• [Your objective]: Transcribe the records below exactly.

• [Dataset rows]:
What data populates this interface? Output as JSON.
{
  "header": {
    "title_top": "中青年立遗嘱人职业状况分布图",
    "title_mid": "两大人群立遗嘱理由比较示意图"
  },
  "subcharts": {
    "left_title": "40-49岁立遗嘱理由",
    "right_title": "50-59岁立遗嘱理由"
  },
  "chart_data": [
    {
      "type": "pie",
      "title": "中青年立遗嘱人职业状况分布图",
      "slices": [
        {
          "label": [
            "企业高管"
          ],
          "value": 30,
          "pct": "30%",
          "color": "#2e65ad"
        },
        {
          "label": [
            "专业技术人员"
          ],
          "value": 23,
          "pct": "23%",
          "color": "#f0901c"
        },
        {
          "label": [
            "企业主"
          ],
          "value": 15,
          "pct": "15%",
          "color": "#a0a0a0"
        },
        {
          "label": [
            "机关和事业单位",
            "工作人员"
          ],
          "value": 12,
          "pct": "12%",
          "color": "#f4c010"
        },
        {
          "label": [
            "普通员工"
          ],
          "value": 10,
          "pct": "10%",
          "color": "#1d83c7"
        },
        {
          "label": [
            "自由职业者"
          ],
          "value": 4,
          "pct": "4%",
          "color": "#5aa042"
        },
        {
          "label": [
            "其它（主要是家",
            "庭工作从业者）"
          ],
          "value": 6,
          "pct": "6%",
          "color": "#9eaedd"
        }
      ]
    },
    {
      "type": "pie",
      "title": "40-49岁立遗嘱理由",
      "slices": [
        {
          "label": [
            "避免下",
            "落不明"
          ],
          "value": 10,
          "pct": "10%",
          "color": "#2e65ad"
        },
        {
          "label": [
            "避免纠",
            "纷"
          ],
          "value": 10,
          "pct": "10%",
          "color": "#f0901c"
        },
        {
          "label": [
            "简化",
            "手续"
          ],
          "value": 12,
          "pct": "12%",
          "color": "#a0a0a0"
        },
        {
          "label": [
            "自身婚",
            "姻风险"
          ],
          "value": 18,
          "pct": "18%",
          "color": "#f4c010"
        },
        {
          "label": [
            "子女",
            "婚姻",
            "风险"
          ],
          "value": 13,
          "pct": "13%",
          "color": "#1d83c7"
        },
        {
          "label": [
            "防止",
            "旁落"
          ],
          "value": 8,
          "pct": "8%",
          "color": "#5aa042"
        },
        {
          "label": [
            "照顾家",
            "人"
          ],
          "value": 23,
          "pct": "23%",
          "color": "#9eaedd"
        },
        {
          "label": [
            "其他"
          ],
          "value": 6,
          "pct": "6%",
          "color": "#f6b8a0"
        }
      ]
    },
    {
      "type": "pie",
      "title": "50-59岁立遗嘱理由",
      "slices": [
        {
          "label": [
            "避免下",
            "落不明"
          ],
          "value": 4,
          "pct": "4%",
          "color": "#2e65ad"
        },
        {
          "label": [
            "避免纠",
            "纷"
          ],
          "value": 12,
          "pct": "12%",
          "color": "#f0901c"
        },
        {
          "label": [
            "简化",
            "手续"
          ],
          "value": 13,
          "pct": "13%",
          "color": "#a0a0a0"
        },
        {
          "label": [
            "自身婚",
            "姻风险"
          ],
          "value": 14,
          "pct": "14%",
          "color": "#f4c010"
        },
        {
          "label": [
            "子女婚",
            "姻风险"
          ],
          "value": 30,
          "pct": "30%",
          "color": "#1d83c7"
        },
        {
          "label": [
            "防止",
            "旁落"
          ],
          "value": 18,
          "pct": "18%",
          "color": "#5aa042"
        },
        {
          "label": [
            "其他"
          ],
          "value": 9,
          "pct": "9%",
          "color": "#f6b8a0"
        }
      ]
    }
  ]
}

• [Full output]:
What data populates this interface? Output as JSON.
{
  "header": {
    "title_top": "中青年立遗嘱人职业状况分布图",
    "title_mid": "两大人群立遗嘱理由比较示意图"
  },
  "subcharts": {
    "left_title": "40-49岁立遗嘱理由",
    "right_title": "50-59岁立遗嘱理由"
  },
  "chart_data": [
    {
      "type": "pie",
      "title": "中青年立遗嘱人职业状况分布图",
      "slices": [
        {
          "label": [
            "企业高管"
          ],
          "value": 30,
          "pct": "30%",
          "color": "#2e65ad"
        },
        {
          "label": [
            "专业技术人员"
          ],
          "value": 23,
          "pct": "23%",
          "color": "#f0901c"
        },
        {
          "label": [
            "企业主"
          ],
          "value": 15,
          "pct": "15%",
          "color": "#a0a0a0"
        },
        {
          "label": [
            "机关和事业单位",
            "工作人员"
          ],
          "value": 12,
          "pct": "12%",
          "color": "#f4c010"
        },
        {
          "label": [
            "普通员工"
          ],
          "value": 10,
          "pct": "10%",
          "color": "#1d83c7"
        },
        {
          "label": [
            "自由职业者"
          ],
          "value": 4,
          "pct": "4%",
          "color": "#5aa042"
        },
        {
          "label": [
            "其它（主要是家",
            "庭工作从业者）"
          ],
          "value": 6,
          "pct": "6%",
          "color": "#9eaedd"
        }
      ]
    },
    {
      "type": "pie",
      "title": "40-49岁立遗嘱理由",
      "slices": [
        {
          "label": [
            "避免下",
            "落不明"
          ],
          "value": 10,
          "pct": "10%",
          "color": "#2e65ad"
        },
        {
          "label": [
            "避免纠",
            "纷"
          ],
          "value": 10,
          "pct": "10%",
          "color": "#f0901c"
        },
        {
          "label": [
            "简化",
            "手续"
          ],
          "value": 12,
          "pct": "12%",
          "color": "#a0a0a0"
        },
        {
          "label": [
            "自身婚",
            "姻风险"
          ],
          "value": 18,
          "pct": "18%",
          "color": "#f4c010"
        },
        {
          "label": [
            "子女",
            "婚姻",
            "风险"
          ],
          "value": 13,
          "pct": "13%",
          "color": "#1d83c7"
        },
        {
          "label": [
            "防止",
            "旁落"
          ],
          "value": 8,
          "pct": "8%",
          "color": "#5aa042"
        },
        {
          "label": [
            "照顾家",
            "人"
          ],
          "value": 23,
          "pct": "23%",
          "color": "#9eaedd"
        },
        {
          "label": [
            "其他"
          ],
          "value": 6,
          "pct": "6%",
          "color": "#f6b8a0"
        }
      ]
    },
    {
      "type": "pie",
      "title": "50-59岁立遗嘱理由",
      "slices": [
        {
          "label": [
            "避免下",
            "落不明"
          ],
          "value": 4,
          "pct": "4%",
          "color": "#2e65ad"
        },
        {
          "label": [
            "避免纠",
            "纷"
          ],
          "value": 12,
          "pct": "12%",
          "color": "#f0901c"
        },
        {
          "label": [
            "简化",
            "手续"
          ],
          "value": 13,
          "pct": "13%",
          "color": "#a0a0a0"
        },
        {
          "label": [
            "自身婚",
            "姻风险"
          ],
          "value": 14,
          "pct": "14%",
          "color": "#f4c010"
        },
        {
          "label": [
            "子女婚",
            "姻风险"
          ],
          "value": 30,
          "pct": "30%",
          "color": "#1d83c7"
        },
        {
          "label": [
            "防止",
            "旁落"
          ],
          "value": 18,
          "pct": "18%",
          "color": "#5aa042"
        },
        {
          "label": [
            "其他"
          ],
          "value": 9,
          "pct": "9%",
          "color": "#f6b8a0"
        }
      ]
    }
  ]
}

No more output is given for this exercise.